The listing below is to be output in its exact form.

▸ **Input records**
——————————
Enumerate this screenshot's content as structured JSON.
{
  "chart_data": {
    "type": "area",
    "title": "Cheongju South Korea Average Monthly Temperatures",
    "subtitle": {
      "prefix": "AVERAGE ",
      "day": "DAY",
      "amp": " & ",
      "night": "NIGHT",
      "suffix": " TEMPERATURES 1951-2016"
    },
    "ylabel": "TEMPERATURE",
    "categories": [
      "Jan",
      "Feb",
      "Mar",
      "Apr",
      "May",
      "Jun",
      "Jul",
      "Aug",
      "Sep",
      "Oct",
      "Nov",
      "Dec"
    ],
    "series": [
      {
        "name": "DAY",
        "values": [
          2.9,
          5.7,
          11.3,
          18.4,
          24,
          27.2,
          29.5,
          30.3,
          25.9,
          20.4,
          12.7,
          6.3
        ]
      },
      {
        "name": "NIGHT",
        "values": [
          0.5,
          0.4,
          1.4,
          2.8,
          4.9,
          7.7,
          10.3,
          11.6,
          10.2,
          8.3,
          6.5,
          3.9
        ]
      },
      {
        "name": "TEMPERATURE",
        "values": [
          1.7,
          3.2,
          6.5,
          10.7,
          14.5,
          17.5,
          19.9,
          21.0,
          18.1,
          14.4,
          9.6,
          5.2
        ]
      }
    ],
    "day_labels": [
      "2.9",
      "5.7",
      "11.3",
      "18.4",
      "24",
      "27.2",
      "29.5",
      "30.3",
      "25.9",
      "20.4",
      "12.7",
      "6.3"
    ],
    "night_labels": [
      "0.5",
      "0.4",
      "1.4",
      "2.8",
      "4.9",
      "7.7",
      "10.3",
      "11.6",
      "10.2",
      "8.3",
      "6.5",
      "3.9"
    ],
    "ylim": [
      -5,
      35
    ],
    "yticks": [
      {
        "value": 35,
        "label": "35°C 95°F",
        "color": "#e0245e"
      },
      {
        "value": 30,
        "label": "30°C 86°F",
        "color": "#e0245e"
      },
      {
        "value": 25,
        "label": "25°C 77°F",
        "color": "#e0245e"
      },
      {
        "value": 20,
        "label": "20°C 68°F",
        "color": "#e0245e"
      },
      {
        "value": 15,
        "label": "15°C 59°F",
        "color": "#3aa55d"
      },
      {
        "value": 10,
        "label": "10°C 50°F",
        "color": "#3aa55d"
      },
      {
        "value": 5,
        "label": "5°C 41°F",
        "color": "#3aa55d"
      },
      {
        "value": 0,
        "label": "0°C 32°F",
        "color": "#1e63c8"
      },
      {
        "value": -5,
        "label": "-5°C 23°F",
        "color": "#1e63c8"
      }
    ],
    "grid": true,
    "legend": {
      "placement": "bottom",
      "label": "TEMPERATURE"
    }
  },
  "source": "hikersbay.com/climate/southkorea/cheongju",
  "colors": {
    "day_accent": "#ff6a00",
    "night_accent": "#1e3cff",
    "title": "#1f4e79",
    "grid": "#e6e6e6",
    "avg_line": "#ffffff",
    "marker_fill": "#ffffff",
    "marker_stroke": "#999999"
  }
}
——————————
▸ **Exercise solution**
Enumerate this screenshot's content as structured JSON.
{
  "chart_data": {
    "type": "area",
    "title": "Cheongju South Korea Average Monthly Temperatures",
    "subtitle": {
      "prefix": "AVERAGE ",
      "day": "DAY",
      "amp": " & ",
      "night": "NIGHT",
      "suffix": " TEMPERATURES 1951-2016"
    },
    "ylabel": "TEMPERATURE",
    "categories": [
      "Jan",
      "Feb",
      "Mar",
      "Apr",
      "May",
      "Jun",
      "Jul",
      "Aug",
      "Sep",
      "Oct",
      "Nov",
      "Dec"
    ],
    "series": [
      {
        "name": "DAY",
        "values": [
          2.9,
          5.7,
          11.3,
          18.4,
          24,
          27.2,
          29.5,
          30.3,
          25.9,
          20.4,
          12.7,
          6.3
        ]
      },
      {
        "name": "NIGHT",
        "values": [
          0.5,
          0.4,
          1.4,
          2.8,
          4.9,
          7.7,
          10.3,
          11.6,
          10.2,
          8.3,
          6.5,
          3.9
        ]
      },
      {
        "name": "TEMPERATURE",
        "values": [
          1.7,
          3.2,
          6.5,
          10.7,
          14.5,
          17.5,
          19.9,
          21.0,
          18.1,
          14.4,
          9.6,
          5.2
        ]
      }
    ],
    "day_labels": [
      "2.9",
      "5.7",
      "11.3",
      "18.4",
      "24",
      "27.2",
      "29.5",
      "30.3",
      "25.9",
      "20.4",
      "12.7",
      "6.3"
    ],
    "night_labels": [
      "0.5",
      "0.4",
      "1.4",
      "2.8",
      "4.9",
      "7.7",
      "10.3",
      "11.6",
      "10.2",
      "8.3",
      "6.5",
      "3.9"
    ],
    "ylim": [
      -5,
      35
    ],
    "yticks": [
      {
        "value": 35,
        "label": "35°C 95°F",
        "color": "#e0245e"
      },
      {
        "value": 30,
        "label": "30°C 86°F",
        "color": "#e0245e"
      },
      {
        "value": 25,
        "label": "25°C 77°F",
        "color": "#e0245e"
      },
      {
        "value": 20,
        "label": "20°C 68°F",
        "color": "#e0245e"
      },
      {
        "value": 15,
        "label": "15°C 59°F",
        "color": "#3aa55d"
      },
      {
        "value": 10,
        "label": "10°C 50°F",
        "color": "#3aa55d"
      },
      {
        "value": 5,
        "label": "5°C 41°F",
        "color": "#3aa55d"
      },
      {
        "value": 0,
        "label": "0°C 32°F",
        "color": "#1e63c8"
      },
      {
        "value": -5,
        "label": "-5°C 23°F",
        "color": "#1e63c8"
      }
    ],
    "grid": true,
    "legend": {
      "placement": "bottom",
      "label": "TEMPERATURE"
    }
  },
  "source": "hikersbay.com/climate/southkorea/cheongju",
  "colors": {
    "day_accent": "#ff6a00",
    "night_accent": "#1e3cff",
    "title": "#1f4e79",
    "grid": "#e6e6e6",
    "avg_line": "#ffffff",
    "marker_fill": "#ffffff",
    "marker_stroke": "#999999"
  }
}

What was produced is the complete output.